When the day came, all 100 frozen pies had to be baked. I don’t know how she timed it so well. I recall Dad carefully lining up the hot pies in the back of our station wagon to deliver them to the organization in time for the event. He had to make several trips. I wish my memories were more vivid as to how Mom managed to accomplish this feat on that last day when the pies were needed. Maybe she also had help from friends freezing and baking all those pies all morning. Fortunately, this enormous catering job only happened once! I’m not sure how much money she made when it was all said and done.
So during the pie-eating contest on the cold ice during the half-time of the Homecoming game at LSSC, all I could think of besides winning was the 100 cherry pies that Mom and I made back in Missouri. I felt like I was actually eating all those pies! In my poetry book, I have a poem about Mom and me cooking together. The poem was a metaphor for how she raised me. The poem is called “Cooking a Life with a Wire Spine”. Mom had a wire spine, a strong character.
Although I didn’t win the pie-eating contest, I did tie in the competition for Winter Carnival Queen. I was the short pleasingly plump brunette standing next to the tall, glamorous blond on the carpeted ice. Although we shared the title, we didn’t have to share the same crown, and fortunately, no pie was served.

▶ **Written instruction 1**:
In the pie memoir, what is the title of the poem about the author and Mom cooking together?
▶ **Written instruction 2**:
Repeat the part of the pie memoir from "So during the" up to and including "pie was served.".
These data come from a separate, unrelated source.

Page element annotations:

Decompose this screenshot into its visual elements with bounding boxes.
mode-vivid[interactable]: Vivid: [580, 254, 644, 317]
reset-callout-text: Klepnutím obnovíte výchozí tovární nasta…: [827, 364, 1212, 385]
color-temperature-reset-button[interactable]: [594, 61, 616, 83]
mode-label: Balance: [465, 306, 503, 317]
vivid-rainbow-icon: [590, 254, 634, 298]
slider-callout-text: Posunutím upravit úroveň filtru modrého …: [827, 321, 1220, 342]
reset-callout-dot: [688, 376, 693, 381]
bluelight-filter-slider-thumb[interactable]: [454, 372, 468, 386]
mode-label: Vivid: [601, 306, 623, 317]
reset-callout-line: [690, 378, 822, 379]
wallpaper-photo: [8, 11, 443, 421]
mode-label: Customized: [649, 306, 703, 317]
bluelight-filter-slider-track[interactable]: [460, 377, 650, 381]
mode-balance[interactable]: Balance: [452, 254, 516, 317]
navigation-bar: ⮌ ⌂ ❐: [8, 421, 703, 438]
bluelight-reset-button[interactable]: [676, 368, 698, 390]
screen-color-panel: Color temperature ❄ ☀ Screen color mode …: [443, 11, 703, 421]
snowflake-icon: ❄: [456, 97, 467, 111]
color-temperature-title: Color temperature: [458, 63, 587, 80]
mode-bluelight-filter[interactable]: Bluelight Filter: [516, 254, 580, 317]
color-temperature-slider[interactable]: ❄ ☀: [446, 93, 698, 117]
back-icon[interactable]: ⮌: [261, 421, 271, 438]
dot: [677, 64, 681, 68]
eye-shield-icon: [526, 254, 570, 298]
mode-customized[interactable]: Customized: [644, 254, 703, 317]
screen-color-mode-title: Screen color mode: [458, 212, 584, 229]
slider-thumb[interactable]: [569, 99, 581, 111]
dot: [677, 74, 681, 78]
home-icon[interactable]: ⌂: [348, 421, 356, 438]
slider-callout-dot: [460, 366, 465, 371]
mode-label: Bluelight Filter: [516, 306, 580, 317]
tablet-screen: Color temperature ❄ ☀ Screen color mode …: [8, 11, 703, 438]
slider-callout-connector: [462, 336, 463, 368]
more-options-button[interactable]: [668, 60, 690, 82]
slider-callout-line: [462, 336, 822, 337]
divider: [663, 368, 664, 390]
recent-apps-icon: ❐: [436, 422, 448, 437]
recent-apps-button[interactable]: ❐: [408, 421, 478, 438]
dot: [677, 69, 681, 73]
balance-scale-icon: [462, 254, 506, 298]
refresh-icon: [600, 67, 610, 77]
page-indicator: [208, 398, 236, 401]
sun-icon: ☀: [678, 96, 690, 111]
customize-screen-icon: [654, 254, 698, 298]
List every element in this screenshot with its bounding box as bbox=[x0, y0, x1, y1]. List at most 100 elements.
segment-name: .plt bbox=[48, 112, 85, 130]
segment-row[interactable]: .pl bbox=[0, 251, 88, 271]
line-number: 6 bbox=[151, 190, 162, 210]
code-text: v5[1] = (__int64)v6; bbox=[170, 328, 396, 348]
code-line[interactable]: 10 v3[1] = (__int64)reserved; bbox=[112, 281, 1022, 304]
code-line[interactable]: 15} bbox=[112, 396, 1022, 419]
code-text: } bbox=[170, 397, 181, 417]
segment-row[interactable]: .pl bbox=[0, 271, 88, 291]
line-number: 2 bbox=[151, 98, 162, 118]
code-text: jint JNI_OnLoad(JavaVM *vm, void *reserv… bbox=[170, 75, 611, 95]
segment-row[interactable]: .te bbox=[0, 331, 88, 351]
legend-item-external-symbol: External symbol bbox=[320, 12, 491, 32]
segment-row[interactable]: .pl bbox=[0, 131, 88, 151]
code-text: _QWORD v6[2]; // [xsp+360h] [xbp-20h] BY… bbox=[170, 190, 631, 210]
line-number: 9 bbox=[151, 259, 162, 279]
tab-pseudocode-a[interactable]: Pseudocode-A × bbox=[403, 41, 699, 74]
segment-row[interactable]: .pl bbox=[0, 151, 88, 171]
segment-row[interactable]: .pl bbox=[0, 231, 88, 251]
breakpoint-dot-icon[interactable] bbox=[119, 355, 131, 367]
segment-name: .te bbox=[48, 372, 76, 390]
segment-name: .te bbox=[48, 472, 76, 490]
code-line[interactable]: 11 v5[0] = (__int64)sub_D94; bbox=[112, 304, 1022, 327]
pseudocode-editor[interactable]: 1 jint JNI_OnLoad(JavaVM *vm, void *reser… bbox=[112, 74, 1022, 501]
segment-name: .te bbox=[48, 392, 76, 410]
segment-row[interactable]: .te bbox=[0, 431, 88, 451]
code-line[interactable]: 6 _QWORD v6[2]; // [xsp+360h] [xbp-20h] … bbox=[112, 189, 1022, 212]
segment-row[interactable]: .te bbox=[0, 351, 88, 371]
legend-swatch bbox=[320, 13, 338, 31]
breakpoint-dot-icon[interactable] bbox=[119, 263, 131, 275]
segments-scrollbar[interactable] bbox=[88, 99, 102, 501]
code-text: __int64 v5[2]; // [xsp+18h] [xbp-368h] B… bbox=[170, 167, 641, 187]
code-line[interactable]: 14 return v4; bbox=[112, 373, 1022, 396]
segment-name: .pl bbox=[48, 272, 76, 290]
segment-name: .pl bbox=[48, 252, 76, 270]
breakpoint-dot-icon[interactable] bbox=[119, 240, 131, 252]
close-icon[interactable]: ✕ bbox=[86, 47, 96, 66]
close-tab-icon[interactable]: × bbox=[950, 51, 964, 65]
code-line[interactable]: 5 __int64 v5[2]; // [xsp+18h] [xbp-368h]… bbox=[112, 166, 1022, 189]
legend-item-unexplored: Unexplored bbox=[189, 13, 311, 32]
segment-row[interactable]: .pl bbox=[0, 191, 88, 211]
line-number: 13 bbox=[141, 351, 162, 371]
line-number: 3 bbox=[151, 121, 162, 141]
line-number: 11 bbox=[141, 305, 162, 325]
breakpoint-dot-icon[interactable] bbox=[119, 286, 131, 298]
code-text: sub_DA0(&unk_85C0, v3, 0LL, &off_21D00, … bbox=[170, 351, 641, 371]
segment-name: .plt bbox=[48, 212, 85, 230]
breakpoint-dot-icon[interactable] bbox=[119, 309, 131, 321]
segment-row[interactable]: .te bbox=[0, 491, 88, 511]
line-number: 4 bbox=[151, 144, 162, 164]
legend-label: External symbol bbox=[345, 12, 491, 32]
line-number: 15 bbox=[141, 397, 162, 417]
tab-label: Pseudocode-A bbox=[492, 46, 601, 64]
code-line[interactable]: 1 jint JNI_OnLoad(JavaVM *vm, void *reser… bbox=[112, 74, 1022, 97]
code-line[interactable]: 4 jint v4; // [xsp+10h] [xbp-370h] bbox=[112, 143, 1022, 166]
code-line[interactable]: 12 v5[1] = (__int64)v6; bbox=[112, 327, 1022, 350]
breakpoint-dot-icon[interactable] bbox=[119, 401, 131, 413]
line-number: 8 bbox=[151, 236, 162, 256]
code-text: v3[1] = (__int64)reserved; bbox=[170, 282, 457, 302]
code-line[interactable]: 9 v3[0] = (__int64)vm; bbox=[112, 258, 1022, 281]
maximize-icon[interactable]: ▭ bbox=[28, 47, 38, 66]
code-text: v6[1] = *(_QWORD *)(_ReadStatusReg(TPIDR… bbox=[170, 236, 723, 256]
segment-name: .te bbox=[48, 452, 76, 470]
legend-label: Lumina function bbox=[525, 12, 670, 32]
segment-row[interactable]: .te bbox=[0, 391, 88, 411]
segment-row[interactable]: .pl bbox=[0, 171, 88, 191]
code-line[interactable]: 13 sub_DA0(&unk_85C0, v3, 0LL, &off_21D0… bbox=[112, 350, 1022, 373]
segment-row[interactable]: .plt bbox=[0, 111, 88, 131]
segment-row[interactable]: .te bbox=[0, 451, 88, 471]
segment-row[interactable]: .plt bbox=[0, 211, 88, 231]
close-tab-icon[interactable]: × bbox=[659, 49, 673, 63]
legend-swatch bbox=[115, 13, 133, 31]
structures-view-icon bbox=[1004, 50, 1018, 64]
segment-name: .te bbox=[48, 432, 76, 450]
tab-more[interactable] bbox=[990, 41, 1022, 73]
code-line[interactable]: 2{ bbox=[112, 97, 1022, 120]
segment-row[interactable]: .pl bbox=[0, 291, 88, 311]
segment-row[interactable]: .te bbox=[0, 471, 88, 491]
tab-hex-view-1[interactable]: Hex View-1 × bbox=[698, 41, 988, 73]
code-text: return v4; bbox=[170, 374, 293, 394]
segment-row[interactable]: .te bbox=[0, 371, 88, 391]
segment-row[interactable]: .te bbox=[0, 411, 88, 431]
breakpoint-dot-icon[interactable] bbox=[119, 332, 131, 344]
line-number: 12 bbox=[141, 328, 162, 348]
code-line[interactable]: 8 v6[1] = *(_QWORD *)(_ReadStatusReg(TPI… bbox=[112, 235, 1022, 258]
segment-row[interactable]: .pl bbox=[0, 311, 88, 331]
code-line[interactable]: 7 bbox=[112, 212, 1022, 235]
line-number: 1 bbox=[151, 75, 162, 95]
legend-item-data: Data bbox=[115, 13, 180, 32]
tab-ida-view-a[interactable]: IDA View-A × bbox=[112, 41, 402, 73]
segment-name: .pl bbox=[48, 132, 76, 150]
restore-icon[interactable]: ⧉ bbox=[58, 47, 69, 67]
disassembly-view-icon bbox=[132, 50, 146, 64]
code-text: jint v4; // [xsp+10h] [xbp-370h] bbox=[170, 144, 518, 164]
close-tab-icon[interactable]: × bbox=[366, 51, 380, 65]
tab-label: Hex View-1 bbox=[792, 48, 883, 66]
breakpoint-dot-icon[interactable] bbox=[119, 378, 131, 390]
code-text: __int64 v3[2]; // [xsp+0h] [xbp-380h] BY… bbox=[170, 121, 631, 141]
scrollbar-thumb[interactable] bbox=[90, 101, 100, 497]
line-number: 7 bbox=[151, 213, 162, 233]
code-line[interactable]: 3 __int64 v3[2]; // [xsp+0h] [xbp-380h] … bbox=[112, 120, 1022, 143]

▶ **Exercise answer 1**:
"Cooking a Life with a Wire Spine"

▶ **Exercise answer 2**:
So during the pie-eating contest on the cold ice during the half-time of the Homecoming game at LSSC, all I could think of besides winning was the 100 cherry pies that Mom and I made back in Missouri. I felt like I was actually eating all those pies! In my poetry book, I have a poem about Mom and me cooking together. The poem was a metaphor for how she raised me. The poem is called “Cooking a Life with a Wire Spine”. Mom had a wire spine, a strong character.
Although I didn’t win the pie-eating contest, I did tie in the competition for Winter Carnival Queen. I was the short pleasingly plump brunette standing next to the tall, glamorous blond on the carpeted ice. Although we shared the title, we didn’t have to share the same crown, and fortunately, no pie was served.